- _What is required_: Find and copy lines holding "Output".

- _Records for the exercise_:
--*--

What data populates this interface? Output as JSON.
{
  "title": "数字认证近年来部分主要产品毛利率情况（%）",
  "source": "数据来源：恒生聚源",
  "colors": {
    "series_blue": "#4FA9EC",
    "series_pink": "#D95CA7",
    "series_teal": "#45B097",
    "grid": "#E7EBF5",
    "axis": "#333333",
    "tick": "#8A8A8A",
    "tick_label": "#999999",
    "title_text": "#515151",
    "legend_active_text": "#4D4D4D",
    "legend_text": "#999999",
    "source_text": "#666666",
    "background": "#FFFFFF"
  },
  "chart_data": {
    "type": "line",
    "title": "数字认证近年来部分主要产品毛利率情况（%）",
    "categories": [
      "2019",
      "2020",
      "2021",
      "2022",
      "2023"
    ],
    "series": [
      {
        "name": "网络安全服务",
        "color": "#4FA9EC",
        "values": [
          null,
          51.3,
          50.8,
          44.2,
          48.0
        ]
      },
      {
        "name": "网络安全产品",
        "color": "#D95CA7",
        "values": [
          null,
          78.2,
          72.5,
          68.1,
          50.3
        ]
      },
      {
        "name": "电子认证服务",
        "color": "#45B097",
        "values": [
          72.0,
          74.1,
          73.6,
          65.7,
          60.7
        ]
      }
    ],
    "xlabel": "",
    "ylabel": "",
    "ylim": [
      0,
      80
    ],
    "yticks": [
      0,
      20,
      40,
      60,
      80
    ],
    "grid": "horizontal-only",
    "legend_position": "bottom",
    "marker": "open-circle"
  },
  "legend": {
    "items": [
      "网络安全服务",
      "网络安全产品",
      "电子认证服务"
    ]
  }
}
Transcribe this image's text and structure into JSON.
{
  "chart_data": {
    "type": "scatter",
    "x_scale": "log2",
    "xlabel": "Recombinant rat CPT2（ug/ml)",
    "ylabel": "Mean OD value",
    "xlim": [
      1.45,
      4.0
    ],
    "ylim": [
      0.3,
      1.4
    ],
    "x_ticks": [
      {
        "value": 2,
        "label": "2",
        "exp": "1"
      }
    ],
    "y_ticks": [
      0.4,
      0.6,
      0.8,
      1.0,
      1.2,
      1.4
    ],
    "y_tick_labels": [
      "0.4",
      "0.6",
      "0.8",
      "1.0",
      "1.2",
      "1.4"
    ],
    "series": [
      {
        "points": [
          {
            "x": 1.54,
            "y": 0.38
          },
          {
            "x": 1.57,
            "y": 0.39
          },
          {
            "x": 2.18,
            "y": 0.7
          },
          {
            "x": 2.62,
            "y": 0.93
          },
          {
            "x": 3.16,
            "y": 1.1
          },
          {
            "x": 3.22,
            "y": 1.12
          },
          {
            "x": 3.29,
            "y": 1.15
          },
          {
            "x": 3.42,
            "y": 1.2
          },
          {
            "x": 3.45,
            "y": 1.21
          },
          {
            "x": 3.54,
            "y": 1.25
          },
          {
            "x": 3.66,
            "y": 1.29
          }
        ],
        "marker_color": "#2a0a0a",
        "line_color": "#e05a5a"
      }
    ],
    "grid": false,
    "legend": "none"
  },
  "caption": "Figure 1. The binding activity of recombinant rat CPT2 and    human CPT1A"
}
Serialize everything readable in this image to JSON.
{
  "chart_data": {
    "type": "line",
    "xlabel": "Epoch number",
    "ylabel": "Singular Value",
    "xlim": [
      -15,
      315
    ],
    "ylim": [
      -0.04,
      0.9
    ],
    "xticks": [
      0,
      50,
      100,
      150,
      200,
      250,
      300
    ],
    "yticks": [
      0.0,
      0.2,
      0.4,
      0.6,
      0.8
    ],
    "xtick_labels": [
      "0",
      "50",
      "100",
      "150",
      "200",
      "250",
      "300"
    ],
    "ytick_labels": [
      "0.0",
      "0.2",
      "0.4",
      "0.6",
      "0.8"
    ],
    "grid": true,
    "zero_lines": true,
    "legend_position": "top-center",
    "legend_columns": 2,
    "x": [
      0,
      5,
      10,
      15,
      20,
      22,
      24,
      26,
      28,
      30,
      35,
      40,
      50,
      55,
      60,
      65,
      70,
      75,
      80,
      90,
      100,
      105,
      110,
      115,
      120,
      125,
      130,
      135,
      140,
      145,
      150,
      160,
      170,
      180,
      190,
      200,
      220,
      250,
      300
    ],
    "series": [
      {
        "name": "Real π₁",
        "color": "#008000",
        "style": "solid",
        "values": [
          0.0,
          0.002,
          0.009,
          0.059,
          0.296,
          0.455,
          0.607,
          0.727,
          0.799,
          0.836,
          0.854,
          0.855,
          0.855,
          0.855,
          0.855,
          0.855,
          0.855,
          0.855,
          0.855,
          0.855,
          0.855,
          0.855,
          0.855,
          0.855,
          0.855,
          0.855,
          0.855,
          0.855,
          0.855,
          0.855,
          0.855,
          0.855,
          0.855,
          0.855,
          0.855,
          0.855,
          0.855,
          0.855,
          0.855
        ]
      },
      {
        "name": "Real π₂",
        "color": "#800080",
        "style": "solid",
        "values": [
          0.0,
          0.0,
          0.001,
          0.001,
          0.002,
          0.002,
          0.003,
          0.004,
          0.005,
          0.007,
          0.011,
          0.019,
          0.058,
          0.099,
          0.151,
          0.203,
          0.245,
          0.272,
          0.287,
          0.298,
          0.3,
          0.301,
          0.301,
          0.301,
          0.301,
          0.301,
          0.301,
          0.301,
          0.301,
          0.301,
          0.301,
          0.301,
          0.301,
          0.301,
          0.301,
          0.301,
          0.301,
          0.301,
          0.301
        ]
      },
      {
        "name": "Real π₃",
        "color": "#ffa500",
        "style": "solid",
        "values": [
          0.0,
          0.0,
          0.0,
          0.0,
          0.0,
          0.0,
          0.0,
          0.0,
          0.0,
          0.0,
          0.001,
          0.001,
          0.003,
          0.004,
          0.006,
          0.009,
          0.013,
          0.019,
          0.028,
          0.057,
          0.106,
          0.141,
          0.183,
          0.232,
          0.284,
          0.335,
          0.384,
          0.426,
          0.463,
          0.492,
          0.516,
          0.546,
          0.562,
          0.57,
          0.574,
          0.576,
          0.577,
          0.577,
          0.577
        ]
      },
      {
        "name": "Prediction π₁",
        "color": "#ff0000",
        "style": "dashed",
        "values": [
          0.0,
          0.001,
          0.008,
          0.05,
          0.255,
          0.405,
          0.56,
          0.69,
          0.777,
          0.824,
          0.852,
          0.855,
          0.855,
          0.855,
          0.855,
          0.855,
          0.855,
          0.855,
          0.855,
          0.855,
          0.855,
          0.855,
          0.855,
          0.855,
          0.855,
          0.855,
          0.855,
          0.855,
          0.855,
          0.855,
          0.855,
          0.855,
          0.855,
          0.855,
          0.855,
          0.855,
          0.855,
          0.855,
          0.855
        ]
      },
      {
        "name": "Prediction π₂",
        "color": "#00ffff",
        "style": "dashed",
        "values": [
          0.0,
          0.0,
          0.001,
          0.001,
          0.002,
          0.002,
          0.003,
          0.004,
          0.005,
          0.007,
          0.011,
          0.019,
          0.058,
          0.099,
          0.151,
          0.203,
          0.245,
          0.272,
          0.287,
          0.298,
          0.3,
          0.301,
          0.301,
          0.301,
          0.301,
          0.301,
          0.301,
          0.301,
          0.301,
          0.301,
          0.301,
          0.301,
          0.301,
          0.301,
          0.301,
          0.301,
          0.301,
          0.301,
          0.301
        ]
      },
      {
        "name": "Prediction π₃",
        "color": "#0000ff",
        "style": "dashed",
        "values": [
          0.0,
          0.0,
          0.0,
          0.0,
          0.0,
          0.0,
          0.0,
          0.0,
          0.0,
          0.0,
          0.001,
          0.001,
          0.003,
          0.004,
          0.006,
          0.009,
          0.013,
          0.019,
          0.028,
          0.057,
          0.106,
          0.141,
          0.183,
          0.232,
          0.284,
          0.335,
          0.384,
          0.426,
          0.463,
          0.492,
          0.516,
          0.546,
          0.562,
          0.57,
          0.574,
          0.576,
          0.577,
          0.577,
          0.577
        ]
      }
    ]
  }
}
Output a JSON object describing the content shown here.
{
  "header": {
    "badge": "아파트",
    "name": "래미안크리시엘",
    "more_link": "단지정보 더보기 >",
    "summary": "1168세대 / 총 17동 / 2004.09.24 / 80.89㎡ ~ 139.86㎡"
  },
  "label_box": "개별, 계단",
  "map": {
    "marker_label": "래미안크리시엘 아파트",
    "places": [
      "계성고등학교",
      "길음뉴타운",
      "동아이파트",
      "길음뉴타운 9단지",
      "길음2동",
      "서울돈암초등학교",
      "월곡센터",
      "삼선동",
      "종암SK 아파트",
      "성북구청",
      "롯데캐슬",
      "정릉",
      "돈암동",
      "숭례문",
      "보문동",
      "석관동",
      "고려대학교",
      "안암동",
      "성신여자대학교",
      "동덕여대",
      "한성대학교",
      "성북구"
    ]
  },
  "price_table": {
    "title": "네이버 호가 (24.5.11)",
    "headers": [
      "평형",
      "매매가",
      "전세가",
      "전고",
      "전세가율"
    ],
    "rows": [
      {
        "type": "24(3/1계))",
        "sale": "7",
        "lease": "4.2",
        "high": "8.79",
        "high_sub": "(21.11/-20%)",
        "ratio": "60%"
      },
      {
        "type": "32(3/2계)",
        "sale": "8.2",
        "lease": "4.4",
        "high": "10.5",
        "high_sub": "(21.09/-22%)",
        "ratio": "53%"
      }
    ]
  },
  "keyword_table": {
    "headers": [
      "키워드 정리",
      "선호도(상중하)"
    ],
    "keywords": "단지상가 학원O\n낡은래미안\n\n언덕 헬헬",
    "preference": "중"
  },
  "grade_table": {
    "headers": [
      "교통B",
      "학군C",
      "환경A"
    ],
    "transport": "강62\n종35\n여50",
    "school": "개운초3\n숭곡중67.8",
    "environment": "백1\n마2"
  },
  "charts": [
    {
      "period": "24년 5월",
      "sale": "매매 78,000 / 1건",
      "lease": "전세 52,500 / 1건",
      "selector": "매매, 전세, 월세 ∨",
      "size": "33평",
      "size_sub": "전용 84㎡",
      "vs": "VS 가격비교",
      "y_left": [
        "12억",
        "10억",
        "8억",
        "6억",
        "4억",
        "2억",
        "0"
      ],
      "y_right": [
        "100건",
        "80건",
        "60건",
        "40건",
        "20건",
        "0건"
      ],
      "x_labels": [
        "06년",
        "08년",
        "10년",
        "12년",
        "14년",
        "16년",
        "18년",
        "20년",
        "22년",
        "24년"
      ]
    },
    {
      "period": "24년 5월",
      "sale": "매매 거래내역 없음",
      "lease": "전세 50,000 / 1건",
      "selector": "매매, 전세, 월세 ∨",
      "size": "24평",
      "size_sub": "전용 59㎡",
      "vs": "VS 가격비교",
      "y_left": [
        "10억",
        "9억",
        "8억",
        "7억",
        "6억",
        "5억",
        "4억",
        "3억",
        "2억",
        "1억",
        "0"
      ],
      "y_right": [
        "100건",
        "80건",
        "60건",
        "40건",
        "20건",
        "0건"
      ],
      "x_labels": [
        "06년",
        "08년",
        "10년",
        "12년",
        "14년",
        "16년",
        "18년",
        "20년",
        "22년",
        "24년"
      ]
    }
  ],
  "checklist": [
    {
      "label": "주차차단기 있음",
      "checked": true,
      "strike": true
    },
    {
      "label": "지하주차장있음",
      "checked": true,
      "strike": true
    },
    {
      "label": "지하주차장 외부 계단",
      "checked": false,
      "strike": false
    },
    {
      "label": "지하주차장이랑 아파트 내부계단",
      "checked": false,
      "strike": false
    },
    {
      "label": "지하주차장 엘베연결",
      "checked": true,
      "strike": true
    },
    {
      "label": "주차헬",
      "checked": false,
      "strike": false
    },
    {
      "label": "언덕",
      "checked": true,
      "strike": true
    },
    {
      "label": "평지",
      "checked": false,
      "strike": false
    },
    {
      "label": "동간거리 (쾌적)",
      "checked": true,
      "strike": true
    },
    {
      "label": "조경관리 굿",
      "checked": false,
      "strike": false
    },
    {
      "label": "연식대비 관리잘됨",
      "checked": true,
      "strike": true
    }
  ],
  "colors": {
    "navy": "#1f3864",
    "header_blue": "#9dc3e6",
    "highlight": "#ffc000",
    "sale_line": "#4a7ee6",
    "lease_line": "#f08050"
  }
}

--*--

- _Task solution_:
What data populates this interface? Output as JSON.
Output a JSON object describing the content shown here.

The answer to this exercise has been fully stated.